■ **Problem requirements**
Determine how many lines include "对称合数". Give the number and nothing else.

<<<<

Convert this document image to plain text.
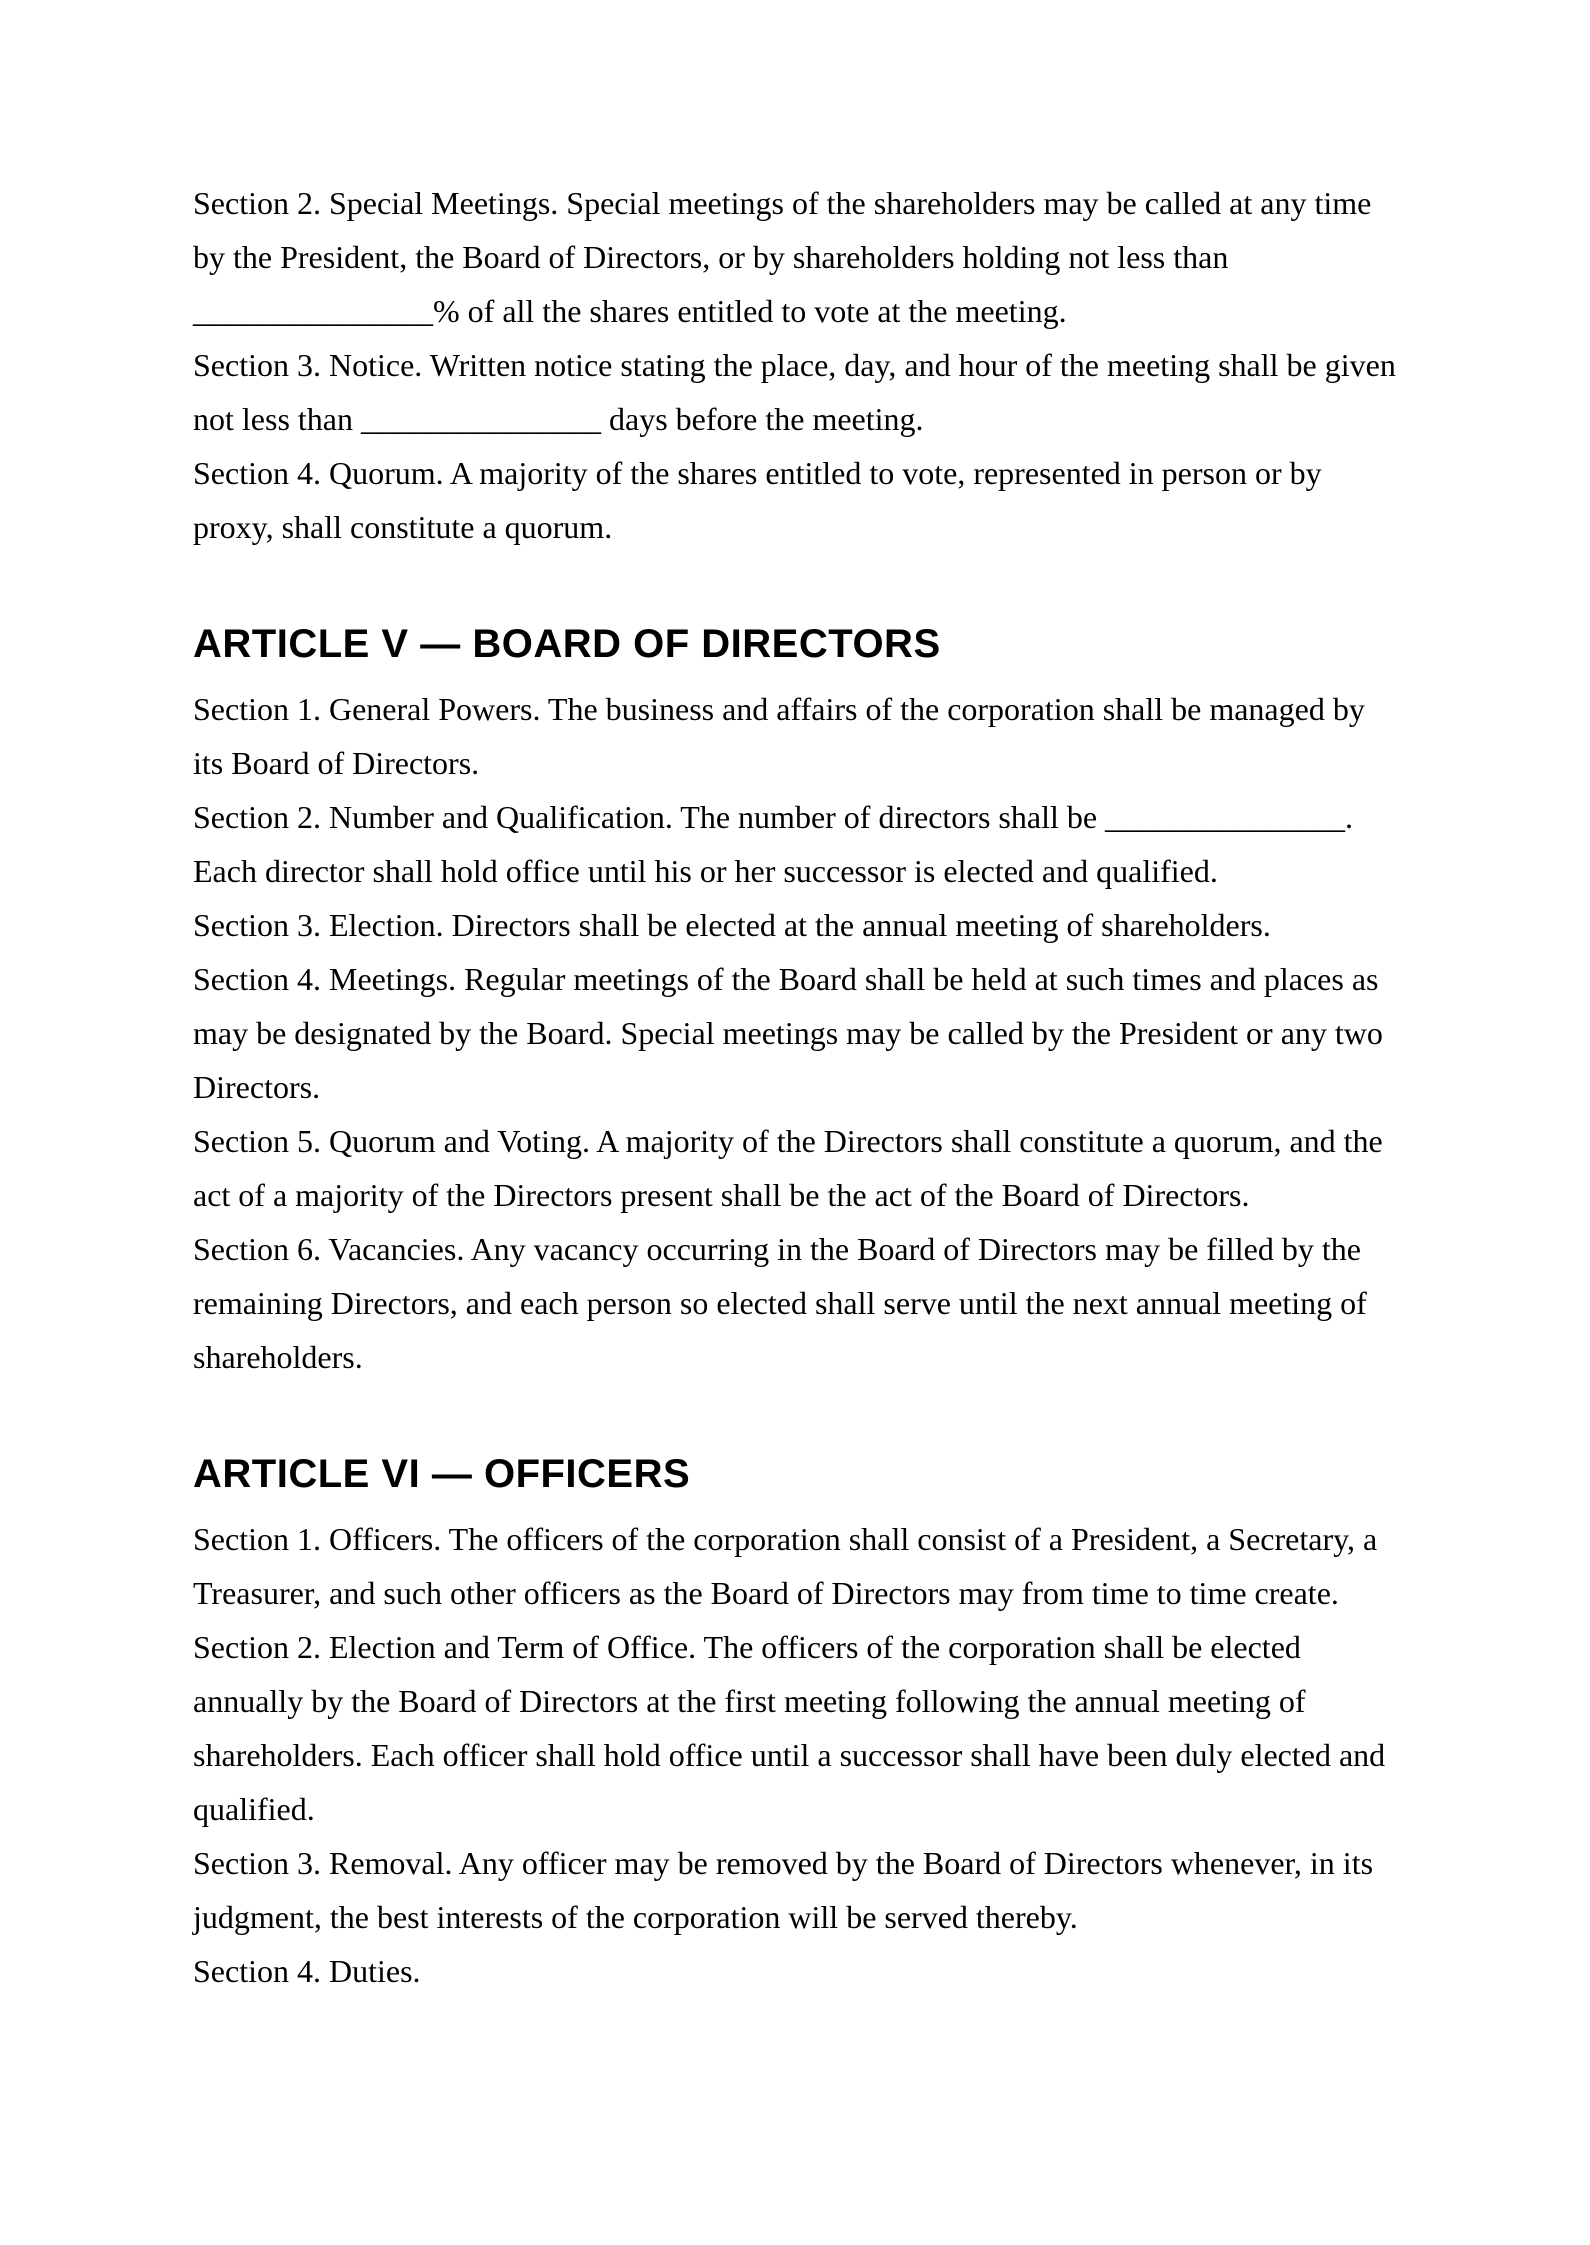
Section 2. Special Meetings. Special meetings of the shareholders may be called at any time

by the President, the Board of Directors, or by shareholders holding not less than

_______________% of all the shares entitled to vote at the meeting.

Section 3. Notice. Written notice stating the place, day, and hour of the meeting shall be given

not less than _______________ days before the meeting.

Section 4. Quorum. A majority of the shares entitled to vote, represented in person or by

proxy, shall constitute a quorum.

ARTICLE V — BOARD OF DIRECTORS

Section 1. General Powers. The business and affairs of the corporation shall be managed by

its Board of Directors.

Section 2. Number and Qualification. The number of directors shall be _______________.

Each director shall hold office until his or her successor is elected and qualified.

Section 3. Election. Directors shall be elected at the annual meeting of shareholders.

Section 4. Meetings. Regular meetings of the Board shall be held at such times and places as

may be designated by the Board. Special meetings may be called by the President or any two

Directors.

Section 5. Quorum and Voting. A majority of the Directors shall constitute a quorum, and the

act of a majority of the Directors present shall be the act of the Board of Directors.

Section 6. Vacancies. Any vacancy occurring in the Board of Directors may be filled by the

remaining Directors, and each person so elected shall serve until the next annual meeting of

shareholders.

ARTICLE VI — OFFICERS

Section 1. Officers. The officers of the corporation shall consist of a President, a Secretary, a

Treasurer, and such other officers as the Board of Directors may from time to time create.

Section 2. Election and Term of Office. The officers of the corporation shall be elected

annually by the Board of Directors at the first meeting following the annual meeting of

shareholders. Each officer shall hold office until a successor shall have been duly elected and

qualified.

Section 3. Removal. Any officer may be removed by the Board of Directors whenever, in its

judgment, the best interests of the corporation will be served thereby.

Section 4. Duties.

>>>>
<<<<

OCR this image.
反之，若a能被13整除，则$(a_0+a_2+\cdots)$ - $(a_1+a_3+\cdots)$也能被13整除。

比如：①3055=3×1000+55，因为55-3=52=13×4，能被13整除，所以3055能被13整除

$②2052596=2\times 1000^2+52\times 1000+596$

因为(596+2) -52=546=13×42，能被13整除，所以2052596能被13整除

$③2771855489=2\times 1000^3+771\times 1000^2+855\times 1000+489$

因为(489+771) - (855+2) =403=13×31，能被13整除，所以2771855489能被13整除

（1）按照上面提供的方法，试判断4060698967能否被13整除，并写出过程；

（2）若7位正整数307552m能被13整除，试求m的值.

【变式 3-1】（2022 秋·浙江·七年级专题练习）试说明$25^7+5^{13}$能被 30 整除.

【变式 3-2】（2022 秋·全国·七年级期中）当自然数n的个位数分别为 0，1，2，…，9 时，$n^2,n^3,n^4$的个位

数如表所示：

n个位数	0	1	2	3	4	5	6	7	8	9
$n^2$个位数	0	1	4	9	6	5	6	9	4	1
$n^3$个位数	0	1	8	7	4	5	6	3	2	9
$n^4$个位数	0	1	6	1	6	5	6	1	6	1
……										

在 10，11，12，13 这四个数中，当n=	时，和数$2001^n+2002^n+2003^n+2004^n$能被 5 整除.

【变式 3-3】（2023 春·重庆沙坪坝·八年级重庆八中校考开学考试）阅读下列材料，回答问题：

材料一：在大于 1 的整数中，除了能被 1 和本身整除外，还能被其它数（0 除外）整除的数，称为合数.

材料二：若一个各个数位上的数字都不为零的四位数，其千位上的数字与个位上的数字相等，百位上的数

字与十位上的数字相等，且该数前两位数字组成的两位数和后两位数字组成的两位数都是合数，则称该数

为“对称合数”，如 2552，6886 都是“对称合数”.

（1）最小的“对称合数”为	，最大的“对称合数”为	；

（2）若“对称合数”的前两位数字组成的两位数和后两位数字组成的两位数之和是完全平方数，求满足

>>>>
<<<<

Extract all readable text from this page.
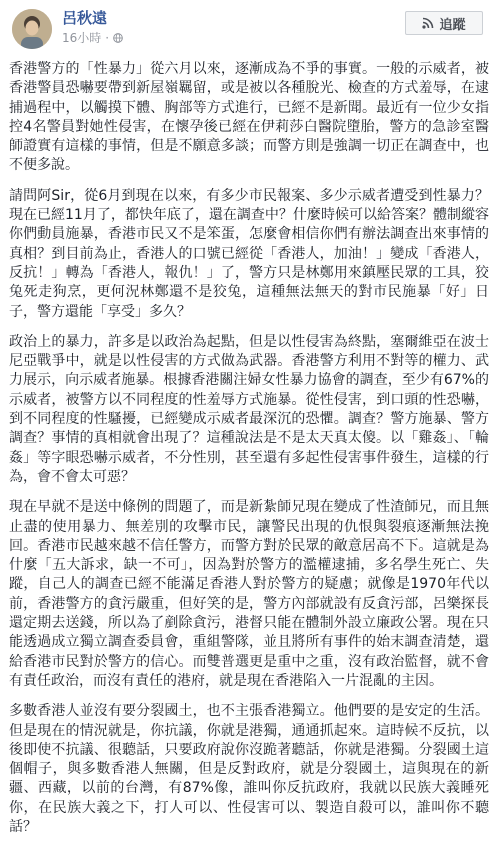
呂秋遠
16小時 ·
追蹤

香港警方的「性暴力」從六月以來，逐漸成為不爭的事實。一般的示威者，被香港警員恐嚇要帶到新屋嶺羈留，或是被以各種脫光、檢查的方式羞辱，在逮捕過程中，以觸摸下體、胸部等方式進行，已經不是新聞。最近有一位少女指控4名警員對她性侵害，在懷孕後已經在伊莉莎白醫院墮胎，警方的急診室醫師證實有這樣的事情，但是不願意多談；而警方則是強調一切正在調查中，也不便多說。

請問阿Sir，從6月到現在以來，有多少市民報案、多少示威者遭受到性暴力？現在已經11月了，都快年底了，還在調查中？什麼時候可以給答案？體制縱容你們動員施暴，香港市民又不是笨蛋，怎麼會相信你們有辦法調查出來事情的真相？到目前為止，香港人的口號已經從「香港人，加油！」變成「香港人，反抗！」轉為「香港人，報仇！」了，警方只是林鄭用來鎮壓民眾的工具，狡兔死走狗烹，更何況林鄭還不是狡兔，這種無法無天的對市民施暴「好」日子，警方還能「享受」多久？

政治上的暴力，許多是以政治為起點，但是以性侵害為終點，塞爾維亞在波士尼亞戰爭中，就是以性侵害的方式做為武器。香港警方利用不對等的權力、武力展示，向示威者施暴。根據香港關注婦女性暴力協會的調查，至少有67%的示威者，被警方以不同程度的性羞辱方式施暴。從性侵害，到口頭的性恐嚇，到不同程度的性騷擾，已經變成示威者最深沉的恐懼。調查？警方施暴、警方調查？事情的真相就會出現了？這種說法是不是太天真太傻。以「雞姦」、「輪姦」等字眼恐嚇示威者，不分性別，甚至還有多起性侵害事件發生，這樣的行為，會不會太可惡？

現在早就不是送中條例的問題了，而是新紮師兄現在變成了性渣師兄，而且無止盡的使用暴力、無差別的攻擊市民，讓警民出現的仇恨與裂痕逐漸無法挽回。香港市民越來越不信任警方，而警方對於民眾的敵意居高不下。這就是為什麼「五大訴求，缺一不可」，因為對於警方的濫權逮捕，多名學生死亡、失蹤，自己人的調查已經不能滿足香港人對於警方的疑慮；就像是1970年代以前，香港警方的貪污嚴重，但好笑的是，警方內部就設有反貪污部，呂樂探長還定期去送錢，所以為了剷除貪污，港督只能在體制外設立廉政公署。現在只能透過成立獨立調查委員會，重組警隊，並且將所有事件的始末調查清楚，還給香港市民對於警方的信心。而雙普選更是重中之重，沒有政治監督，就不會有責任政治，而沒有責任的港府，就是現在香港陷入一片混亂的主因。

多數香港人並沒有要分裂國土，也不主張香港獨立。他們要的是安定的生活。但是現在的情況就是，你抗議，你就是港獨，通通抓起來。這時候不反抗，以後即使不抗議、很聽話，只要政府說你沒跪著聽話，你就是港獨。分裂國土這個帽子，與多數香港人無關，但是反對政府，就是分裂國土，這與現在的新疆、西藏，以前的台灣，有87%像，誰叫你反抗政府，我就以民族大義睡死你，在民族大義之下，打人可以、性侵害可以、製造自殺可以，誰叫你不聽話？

>>>>

■ **Answer to this exercise**
3